Stored data:

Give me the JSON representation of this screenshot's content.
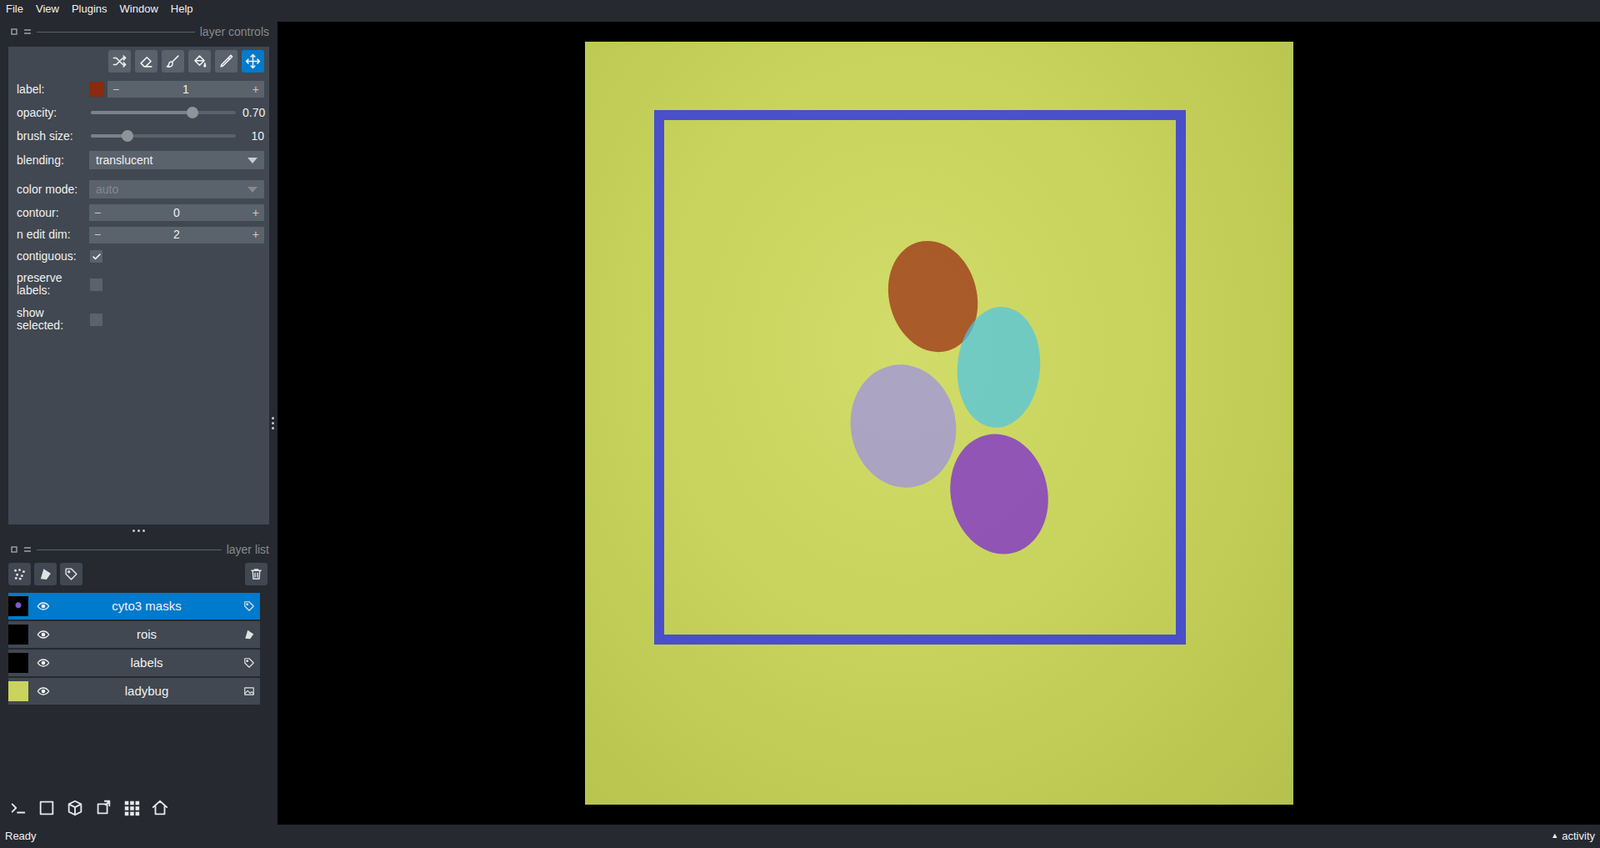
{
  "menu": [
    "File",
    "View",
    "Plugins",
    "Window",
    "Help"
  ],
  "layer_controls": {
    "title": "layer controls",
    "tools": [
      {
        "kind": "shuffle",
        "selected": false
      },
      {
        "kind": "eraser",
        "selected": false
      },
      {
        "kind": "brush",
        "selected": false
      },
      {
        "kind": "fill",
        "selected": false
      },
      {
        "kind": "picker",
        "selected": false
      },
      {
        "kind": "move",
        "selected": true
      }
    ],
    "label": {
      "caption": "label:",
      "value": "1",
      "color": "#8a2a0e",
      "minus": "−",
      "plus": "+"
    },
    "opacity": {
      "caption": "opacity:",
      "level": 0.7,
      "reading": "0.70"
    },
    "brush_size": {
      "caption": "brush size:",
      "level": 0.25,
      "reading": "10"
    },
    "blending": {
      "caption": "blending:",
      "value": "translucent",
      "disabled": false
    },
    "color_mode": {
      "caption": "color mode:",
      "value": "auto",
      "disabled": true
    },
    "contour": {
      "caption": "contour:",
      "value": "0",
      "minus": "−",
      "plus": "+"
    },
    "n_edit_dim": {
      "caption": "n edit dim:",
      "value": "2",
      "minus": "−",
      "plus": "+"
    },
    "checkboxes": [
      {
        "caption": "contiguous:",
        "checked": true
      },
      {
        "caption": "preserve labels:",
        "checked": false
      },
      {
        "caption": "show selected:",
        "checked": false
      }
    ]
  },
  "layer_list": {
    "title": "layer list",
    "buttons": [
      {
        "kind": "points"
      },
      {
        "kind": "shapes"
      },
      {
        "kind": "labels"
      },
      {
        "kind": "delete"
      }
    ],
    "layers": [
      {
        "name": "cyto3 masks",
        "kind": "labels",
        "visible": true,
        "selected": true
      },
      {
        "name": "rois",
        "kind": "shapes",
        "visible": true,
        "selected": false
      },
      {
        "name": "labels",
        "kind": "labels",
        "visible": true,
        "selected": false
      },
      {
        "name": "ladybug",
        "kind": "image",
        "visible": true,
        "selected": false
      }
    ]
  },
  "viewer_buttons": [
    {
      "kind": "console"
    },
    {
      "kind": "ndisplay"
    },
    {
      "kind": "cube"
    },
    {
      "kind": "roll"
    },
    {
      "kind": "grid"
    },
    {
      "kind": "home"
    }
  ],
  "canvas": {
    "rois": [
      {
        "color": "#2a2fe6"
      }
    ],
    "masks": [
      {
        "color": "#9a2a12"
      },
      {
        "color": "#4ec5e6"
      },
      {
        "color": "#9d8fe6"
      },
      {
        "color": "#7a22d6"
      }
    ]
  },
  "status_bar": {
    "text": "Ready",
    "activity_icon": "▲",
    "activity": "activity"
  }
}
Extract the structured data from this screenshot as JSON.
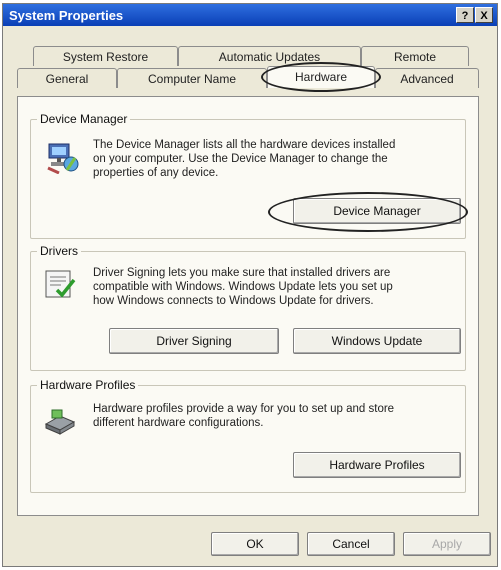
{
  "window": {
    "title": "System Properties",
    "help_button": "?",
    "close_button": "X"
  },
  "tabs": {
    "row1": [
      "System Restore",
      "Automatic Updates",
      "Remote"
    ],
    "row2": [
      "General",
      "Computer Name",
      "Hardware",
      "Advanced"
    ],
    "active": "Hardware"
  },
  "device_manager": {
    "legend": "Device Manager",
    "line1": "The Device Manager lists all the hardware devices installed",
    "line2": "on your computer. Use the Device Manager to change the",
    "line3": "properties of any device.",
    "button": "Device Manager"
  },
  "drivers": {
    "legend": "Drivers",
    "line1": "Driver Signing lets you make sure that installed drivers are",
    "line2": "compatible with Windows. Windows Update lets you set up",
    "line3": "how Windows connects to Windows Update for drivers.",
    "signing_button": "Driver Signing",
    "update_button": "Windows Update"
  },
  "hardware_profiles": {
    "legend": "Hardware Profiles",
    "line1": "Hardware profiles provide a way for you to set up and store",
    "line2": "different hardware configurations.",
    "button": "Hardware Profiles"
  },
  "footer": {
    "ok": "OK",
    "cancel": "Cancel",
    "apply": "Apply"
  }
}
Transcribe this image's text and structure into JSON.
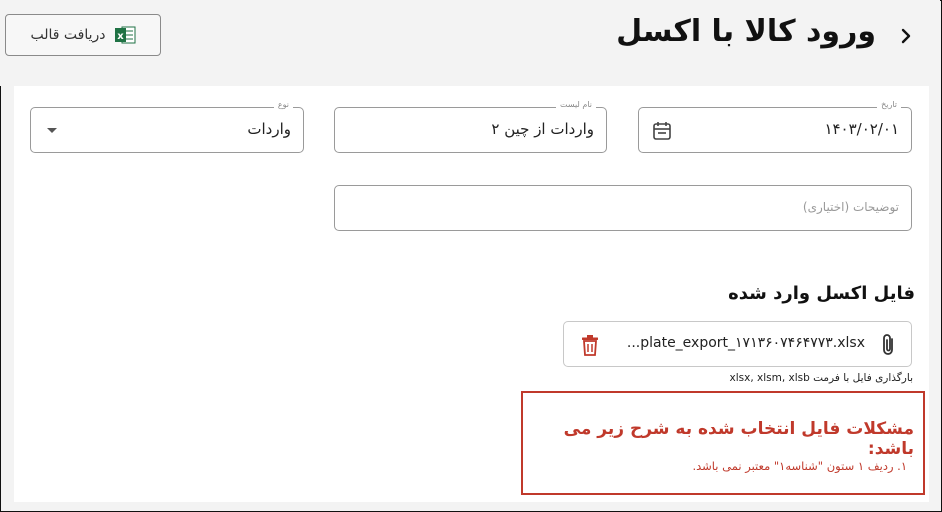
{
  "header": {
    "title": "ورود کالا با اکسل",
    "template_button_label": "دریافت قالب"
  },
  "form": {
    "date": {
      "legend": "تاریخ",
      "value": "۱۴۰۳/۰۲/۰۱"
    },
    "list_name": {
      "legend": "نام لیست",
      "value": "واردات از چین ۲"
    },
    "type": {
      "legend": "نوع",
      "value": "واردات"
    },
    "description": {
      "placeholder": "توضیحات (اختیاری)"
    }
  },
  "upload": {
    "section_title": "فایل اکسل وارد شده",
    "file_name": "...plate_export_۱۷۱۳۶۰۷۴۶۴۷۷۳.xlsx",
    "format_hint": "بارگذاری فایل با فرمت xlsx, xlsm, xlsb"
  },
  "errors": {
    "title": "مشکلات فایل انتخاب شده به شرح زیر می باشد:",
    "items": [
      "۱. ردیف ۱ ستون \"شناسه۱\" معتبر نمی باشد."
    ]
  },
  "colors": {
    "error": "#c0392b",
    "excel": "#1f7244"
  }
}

Exercise task: Copy, from the material above, each line in which the string "installed" occurs.

The output:
    "line1": "The Device Manager lists all the hardware devices installed",
    "line1": "Driver Signing lets you make sure that installed drivers are",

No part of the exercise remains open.